» Short task: Scan the data below for the string "this". Copy every line where it appears.

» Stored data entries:
Start

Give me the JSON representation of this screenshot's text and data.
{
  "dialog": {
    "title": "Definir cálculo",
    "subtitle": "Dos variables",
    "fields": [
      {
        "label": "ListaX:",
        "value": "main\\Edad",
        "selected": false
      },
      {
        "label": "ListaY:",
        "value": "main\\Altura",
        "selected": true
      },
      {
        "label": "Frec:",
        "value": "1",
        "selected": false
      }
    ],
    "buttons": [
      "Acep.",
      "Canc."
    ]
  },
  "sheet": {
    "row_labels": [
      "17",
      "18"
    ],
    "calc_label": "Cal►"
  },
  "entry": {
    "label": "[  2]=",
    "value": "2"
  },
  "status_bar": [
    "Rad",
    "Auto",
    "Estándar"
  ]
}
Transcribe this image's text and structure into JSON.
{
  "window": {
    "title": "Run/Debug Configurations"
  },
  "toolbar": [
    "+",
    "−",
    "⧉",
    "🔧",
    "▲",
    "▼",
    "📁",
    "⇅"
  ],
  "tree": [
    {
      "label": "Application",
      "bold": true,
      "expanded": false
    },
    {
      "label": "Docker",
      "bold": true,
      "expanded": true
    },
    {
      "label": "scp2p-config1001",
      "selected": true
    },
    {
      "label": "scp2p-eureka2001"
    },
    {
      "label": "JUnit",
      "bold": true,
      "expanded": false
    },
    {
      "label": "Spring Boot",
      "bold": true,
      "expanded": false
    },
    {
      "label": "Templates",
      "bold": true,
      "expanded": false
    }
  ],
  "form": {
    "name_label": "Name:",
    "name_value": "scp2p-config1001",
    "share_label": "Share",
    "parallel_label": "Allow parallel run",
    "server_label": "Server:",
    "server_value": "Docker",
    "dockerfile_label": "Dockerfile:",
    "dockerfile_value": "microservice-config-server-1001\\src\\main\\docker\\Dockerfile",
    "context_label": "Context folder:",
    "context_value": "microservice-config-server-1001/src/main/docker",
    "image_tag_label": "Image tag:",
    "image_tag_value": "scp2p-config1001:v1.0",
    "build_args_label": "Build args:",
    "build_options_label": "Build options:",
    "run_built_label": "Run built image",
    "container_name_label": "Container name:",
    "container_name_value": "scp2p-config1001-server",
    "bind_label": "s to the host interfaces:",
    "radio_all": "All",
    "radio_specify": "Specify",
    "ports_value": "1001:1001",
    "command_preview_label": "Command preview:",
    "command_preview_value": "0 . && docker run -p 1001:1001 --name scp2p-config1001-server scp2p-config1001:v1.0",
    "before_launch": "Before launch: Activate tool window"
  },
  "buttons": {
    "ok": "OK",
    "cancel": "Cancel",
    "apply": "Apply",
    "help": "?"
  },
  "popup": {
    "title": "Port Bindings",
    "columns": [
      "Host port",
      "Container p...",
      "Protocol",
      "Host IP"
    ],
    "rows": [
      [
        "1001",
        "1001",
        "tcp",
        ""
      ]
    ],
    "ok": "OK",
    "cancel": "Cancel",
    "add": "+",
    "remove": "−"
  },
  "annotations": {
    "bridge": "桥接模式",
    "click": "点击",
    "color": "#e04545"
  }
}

End

» Written answer:
Give me the JSON representation of this screenshot's text and data.
Transcribe this image's text and structure into JSON.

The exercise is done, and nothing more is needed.